Required work ▸
Report, word for word, every line of the material that contains "slices".

*** Supplied material ***

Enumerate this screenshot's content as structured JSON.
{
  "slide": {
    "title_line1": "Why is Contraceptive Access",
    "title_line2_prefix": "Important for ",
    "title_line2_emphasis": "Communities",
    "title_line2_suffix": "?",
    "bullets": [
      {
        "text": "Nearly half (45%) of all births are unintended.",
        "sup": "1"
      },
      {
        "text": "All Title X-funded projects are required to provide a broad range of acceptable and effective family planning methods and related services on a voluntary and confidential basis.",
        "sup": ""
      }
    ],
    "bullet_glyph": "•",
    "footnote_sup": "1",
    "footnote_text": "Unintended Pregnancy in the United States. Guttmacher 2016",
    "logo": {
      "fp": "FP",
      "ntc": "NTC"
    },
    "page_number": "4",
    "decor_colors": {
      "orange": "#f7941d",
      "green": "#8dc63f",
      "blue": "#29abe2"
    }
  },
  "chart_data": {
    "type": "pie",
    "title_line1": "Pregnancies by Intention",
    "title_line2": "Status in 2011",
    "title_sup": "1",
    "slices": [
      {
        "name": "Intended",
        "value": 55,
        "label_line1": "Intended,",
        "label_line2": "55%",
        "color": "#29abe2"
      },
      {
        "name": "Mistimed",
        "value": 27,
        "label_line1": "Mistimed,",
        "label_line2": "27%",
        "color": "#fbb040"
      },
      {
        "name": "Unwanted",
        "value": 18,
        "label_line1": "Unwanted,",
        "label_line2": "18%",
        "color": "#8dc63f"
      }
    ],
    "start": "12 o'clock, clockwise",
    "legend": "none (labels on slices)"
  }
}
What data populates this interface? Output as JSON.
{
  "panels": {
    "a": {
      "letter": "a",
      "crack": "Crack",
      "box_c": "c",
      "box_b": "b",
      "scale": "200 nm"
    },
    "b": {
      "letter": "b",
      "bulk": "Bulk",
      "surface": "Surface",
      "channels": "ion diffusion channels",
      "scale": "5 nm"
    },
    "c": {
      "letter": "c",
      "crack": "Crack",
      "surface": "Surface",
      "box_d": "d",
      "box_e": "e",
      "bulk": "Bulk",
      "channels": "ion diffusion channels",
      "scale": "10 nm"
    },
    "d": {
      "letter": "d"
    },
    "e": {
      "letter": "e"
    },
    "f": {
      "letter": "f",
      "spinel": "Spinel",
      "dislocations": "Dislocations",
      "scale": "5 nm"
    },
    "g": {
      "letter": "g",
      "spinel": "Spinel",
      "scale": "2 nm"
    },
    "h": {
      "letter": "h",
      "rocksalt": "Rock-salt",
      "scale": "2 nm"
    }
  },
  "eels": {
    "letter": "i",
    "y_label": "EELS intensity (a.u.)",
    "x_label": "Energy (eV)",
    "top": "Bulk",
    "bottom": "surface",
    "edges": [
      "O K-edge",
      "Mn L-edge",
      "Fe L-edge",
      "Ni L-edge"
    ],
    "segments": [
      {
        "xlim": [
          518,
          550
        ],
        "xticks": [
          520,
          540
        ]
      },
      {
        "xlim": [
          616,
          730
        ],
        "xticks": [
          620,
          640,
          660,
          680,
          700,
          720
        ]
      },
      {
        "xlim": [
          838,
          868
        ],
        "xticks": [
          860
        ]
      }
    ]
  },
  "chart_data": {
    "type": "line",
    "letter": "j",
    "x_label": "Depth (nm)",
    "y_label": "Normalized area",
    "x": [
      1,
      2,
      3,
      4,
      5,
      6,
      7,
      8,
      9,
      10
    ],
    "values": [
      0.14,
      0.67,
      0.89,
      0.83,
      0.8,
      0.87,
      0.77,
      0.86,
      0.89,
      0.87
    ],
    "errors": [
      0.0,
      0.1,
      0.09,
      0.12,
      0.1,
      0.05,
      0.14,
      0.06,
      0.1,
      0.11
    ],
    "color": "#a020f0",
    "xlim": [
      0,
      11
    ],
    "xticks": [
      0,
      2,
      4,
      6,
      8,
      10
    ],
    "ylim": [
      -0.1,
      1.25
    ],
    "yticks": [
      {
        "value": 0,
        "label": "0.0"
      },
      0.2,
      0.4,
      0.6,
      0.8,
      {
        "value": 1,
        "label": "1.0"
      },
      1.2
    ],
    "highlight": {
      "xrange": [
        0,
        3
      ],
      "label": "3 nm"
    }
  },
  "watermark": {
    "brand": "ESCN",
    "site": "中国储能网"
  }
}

***

Exercise result ▸
    "slices": [
    "legend": "none (labels on slices)"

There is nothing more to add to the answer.